## PROBLEM REQUIREMENTS
Answer with a single number: the count of lines that include the string "this".

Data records

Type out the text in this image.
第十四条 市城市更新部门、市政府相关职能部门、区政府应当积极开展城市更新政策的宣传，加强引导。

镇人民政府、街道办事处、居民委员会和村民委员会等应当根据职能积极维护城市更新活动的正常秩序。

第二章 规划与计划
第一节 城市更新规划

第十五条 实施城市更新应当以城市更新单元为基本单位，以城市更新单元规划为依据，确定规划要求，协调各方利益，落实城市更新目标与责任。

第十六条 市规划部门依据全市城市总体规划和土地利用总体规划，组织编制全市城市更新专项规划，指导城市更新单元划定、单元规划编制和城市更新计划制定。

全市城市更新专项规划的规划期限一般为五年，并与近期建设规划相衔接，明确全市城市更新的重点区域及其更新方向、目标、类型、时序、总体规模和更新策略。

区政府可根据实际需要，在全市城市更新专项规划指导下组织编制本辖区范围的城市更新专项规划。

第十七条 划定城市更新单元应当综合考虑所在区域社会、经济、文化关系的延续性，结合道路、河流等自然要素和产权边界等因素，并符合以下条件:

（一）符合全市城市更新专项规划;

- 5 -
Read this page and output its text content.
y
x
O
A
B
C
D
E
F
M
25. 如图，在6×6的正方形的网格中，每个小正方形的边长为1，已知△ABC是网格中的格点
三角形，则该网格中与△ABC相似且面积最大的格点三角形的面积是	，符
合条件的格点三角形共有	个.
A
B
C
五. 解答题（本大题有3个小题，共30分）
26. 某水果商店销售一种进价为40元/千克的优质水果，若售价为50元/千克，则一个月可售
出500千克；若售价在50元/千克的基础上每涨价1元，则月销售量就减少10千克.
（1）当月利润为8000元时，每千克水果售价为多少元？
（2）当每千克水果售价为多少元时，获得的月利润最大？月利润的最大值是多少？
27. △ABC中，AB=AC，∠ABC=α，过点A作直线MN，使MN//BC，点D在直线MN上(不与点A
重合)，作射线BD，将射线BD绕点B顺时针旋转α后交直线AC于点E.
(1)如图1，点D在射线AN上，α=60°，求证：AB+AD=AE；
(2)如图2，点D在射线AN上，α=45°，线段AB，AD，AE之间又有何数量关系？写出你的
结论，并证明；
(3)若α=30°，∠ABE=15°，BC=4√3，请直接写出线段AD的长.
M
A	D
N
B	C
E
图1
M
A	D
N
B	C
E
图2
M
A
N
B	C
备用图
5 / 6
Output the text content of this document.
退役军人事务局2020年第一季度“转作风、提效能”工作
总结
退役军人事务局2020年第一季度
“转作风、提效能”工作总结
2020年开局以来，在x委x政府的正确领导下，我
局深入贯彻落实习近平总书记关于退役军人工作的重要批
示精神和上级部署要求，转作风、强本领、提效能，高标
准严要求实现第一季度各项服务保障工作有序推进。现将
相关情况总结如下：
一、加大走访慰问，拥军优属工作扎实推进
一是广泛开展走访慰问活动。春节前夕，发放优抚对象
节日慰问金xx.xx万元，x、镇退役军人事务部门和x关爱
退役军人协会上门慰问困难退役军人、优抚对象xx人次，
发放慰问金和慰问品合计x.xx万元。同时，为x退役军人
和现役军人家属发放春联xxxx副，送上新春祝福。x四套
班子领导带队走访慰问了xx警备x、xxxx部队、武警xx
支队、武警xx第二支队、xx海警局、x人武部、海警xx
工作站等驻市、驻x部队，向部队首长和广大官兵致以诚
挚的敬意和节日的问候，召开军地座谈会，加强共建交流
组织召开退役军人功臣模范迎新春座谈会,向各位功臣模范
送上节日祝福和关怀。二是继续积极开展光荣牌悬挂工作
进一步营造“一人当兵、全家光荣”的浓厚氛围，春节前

## SOLUTION
3